--- Passage to read Enclosed Below ---
GroupbyClause      ::= <GROUP> <BY> Expression ( ( (<AS>)? Variable )?
                       ( "," Expression ( (<AS>)? Variable )? )* )
                       ( <GROUP> <AS> Variable
                         ("(" Variable <AS> VariableReference
                         ("," Variable <AS> VariableReference )* ")")?
                       )?
HavingClause       ::= <HAVING> Expression

OrderbyClause      ::= <ORDER> <BY> Expression ( <ASC> | <DESC> )?
                       ( "," Expression ( <ASC> | <DESC> )? )*
LimitClause        ::= <LIMIT> Expression ( <OFFSET> Expression )?

In this section, we will make use of two stored collections of objects (datasets), GleambookUsers and GleambookMessages, in a series of running examples to explain SELECT queries. The contents of the example collections are as follows:

GleambookUsers collection (or, dataset):

[ {
  "id":1,
  "alias":"Margarita",
  "name":"MargaritaStoddard",
  "nickname":"Mags",
  "userSince":"2012-08-20T10:10:00",
  "friendIds":[2,3,6,10],
  "employment":[{
                  "organizationName":"Codetechno",
                  "start-date":"2006-08-06"
--- End of Enclosed Passage to read ---
--- Excerpted records Enclosed Below ---
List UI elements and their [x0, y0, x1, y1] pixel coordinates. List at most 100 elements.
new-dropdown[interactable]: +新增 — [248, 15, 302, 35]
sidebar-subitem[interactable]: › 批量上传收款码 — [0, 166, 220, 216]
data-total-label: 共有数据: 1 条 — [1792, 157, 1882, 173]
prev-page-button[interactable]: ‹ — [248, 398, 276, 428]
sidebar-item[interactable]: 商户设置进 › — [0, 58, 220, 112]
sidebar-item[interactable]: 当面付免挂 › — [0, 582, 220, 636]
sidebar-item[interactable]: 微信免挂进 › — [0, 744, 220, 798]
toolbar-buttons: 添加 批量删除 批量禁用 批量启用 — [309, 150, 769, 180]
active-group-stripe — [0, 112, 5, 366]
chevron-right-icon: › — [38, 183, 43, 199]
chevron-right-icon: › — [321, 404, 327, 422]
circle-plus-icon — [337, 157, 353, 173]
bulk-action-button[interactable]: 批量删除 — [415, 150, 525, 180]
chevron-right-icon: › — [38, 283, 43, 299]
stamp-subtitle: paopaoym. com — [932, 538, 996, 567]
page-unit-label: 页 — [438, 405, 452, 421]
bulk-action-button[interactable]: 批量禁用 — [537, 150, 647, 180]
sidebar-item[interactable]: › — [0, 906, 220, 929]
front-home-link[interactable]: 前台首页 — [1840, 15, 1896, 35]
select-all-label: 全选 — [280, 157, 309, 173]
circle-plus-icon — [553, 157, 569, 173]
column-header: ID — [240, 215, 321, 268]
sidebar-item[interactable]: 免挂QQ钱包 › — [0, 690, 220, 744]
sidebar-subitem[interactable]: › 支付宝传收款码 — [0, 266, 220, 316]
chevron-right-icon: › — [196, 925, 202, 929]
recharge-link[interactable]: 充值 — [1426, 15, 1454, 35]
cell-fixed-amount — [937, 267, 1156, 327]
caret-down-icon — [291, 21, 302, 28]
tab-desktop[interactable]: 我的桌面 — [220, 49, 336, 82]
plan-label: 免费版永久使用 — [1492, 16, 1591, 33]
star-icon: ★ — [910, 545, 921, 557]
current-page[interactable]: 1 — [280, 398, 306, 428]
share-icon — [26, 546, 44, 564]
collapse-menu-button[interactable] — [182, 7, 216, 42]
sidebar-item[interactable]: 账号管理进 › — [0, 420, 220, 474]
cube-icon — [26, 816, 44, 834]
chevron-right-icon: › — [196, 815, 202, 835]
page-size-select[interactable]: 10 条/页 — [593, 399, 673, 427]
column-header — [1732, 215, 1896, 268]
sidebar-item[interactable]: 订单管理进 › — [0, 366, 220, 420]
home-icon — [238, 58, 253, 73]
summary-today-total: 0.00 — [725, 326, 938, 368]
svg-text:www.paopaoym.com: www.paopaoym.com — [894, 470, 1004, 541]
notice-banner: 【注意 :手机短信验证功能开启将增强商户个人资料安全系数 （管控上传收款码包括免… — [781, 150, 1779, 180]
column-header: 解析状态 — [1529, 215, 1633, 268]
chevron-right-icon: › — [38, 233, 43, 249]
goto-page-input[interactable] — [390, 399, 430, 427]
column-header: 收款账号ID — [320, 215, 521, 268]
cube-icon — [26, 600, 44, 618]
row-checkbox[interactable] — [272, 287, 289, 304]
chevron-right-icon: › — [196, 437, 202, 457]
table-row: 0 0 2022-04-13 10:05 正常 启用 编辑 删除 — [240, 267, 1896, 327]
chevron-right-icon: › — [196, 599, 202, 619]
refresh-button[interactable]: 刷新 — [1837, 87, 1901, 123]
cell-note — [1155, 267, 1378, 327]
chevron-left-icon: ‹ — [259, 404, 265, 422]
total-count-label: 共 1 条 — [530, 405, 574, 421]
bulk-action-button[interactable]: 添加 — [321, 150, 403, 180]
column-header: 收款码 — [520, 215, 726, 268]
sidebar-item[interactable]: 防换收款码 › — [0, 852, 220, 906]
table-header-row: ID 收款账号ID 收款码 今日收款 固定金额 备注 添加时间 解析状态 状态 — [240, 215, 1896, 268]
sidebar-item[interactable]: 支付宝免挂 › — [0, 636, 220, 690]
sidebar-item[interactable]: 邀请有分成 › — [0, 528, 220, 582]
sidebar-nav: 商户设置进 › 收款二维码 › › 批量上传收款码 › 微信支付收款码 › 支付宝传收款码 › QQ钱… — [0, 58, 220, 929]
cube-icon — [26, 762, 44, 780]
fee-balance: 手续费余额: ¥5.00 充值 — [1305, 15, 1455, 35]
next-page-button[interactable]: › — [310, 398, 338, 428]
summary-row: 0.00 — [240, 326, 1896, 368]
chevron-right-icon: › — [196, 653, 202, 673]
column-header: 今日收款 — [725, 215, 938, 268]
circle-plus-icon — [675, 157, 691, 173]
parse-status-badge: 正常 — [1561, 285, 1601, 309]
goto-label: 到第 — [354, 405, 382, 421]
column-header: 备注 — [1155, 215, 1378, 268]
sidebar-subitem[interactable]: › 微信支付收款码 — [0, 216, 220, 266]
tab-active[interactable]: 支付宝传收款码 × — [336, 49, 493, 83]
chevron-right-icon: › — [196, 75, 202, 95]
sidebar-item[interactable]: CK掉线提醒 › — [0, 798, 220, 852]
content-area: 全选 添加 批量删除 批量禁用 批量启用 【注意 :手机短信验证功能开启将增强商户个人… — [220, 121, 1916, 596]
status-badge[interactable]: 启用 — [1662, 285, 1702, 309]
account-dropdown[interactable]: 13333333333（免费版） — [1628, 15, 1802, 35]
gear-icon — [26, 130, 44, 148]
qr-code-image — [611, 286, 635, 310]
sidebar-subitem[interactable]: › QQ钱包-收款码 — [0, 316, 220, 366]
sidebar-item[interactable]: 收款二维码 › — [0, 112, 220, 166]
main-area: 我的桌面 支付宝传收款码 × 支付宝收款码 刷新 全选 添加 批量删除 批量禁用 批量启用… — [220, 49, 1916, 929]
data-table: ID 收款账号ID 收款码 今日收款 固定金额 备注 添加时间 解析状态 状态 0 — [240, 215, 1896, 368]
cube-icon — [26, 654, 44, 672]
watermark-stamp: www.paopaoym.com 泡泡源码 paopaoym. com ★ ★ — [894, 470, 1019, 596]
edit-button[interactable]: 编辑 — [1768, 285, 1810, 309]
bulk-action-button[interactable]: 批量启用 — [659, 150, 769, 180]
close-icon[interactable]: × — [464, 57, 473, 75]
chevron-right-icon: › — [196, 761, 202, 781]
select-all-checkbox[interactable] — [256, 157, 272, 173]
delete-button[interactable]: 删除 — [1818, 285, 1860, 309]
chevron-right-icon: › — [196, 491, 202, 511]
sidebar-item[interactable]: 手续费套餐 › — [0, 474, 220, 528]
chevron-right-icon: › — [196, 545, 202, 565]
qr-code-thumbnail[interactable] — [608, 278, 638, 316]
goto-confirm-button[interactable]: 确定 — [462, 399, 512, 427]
--- End of Enclosed Excerpted records ---
Required work: Reproduce, word for word, the part of the SELECT clause grammar text from "( <GROUP> <AS>" to "<BY> Expression ( <ASC> | <DESC> )?".

Response area:
( <GROUP> <AS> Variable
                         ("(" Variable <AS> VariableReference
                         ("," Variable <AS> VariableReference )* ")")?
                       )?
HavingClause       ::= <HAVING> Expression

OrderbyClause      ::= <ORDER> <BY> Expression ( <ASC> | <DESC> )?